## WRITTEN EXERCISE:
Gather every line of the entries that includes the word "выходным".
-- START --
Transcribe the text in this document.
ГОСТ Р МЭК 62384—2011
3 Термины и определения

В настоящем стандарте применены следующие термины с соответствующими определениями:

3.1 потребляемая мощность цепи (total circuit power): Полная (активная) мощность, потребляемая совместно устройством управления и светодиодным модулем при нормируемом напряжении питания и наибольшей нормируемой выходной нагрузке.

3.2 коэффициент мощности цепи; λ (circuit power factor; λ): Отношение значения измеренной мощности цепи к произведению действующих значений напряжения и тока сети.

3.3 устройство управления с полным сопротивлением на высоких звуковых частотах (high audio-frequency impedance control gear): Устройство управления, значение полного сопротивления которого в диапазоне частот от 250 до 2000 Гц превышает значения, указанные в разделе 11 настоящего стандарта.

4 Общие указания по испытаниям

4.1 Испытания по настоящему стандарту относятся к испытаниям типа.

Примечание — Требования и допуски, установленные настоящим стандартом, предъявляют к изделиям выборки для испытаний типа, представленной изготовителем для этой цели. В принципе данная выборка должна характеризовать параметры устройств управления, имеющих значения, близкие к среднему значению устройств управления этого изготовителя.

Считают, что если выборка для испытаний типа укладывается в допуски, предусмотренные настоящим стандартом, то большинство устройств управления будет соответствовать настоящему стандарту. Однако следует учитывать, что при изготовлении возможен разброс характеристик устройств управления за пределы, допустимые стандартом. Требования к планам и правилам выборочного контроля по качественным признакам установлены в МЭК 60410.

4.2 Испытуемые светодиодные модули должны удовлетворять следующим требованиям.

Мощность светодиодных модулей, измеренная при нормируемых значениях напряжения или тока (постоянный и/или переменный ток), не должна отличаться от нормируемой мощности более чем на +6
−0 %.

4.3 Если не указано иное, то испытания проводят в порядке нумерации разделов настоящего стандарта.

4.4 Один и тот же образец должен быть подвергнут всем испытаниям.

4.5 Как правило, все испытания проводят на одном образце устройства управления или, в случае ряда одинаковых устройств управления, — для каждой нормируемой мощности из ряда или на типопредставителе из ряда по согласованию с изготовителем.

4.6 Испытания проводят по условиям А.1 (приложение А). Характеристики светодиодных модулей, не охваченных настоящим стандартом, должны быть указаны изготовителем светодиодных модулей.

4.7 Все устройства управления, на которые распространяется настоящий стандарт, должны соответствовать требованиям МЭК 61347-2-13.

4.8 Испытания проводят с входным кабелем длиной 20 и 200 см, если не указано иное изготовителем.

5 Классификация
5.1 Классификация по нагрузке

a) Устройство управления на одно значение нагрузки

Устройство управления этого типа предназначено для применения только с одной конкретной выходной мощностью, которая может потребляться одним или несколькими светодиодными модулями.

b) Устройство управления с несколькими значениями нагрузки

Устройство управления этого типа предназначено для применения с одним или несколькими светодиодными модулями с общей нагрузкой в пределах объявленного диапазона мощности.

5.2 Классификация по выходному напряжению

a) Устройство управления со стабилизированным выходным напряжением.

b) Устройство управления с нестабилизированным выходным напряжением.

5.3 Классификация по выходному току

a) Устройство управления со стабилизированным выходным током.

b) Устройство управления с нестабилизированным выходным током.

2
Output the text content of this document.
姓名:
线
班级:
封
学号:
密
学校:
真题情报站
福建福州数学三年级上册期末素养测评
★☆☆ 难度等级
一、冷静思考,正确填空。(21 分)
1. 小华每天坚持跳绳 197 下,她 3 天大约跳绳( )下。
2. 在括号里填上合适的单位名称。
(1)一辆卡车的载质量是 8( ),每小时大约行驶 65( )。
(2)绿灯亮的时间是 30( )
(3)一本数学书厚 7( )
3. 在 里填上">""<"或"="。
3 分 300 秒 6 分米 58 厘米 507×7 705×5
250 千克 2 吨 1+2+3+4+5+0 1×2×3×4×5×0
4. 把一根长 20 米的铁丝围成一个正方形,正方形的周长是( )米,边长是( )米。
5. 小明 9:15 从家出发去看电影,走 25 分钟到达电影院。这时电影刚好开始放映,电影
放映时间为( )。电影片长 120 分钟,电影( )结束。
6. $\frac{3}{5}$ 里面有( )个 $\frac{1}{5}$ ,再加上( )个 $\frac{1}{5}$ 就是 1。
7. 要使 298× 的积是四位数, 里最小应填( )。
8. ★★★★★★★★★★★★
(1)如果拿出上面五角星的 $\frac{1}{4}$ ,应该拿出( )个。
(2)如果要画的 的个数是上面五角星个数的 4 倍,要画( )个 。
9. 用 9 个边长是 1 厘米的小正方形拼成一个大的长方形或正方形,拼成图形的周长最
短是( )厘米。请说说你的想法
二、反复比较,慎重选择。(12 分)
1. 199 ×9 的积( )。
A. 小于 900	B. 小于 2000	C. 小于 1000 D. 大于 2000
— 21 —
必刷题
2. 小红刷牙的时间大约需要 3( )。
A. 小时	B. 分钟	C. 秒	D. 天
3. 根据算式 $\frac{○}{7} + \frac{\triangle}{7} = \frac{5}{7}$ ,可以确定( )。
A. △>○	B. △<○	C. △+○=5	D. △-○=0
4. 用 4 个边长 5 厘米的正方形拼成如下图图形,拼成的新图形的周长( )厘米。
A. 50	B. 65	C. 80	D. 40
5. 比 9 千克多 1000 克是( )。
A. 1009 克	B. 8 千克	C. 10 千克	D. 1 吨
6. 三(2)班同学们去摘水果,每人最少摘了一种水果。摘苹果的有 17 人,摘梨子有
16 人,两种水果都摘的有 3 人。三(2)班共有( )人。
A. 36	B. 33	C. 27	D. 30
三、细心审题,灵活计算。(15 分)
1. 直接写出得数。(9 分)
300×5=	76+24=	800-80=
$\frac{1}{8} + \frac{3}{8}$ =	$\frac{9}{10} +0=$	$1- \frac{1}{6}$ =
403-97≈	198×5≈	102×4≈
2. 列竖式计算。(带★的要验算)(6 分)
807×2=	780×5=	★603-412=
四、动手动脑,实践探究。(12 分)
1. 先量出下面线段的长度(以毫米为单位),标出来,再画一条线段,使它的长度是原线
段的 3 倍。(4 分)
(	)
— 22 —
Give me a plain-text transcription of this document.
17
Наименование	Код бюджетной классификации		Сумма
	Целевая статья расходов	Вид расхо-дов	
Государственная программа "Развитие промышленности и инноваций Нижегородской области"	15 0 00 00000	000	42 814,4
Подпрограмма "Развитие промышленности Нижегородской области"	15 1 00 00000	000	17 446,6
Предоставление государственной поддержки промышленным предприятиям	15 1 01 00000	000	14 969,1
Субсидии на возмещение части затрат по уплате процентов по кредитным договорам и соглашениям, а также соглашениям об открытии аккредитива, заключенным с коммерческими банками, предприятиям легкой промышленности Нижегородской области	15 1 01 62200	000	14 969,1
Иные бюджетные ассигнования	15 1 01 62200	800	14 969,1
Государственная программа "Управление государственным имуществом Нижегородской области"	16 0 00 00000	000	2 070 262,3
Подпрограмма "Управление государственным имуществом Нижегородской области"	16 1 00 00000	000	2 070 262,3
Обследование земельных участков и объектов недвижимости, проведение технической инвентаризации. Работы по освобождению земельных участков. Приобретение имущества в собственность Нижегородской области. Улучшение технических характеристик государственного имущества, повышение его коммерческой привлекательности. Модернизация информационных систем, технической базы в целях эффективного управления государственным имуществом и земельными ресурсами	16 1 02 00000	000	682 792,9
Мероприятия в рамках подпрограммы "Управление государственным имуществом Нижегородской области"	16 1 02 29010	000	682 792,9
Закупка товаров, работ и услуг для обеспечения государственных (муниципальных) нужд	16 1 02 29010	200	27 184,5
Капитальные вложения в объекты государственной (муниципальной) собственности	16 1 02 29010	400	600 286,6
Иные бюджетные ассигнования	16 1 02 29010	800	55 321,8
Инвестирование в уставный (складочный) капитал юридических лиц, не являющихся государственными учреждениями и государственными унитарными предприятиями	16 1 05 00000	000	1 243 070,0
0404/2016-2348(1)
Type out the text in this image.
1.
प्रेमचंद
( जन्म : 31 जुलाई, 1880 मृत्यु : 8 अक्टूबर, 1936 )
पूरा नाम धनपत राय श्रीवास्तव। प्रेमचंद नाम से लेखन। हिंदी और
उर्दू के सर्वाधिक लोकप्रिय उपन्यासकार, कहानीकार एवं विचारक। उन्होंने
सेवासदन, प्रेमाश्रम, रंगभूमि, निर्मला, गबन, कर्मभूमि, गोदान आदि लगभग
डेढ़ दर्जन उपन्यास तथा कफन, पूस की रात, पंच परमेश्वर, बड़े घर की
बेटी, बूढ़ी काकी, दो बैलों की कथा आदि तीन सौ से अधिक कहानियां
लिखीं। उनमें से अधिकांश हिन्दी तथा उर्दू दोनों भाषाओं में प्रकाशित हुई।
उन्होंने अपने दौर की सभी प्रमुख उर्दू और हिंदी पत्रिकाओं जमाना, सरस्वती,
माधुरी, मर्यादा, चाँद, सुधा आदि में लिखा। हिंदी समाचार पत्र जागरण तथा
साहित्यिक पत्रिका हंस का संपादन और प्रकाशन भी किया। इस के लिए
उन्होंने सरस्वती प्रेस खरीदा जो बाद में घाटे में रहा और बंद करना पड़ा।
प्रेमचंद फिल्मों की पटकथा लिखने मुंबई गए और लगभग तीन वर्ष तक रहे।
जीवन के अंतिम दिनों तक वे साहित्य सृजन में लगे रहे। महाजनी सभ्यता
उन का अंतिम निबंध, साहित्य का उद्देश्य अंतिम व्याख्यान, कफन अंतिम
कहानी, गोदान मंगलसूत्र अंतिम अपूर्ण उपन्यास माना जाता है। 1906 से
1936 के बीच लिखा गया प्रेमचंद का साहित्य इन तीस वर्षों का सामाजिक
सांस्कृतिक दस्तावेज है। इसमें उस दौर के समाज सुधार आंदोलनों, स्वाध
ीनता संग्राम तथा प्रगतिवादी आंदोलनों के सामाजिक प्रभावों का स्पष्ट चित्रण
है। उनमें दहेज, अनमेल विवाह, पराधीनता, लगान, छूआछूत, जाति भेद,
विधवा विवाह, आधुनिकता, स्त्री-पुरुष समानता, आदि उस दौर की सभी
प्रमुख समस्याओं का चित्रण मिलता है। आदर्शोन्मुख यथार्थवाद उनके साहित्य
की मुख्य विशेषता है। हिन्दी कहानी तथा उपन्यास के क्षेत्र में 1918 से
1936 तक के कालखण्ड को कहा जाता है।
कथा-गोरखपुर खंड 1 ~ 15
-- END --
## RESULT FOR THIS EXERCISE:
a) Устройство управления со стабилизированным выходным напряжением.
b) Устройство управления с нестабилизированным выходным напряжением.
a) Устройство управления со стабилизированным выходным током.
b) Устройство управления с нестабилизированным выходным током.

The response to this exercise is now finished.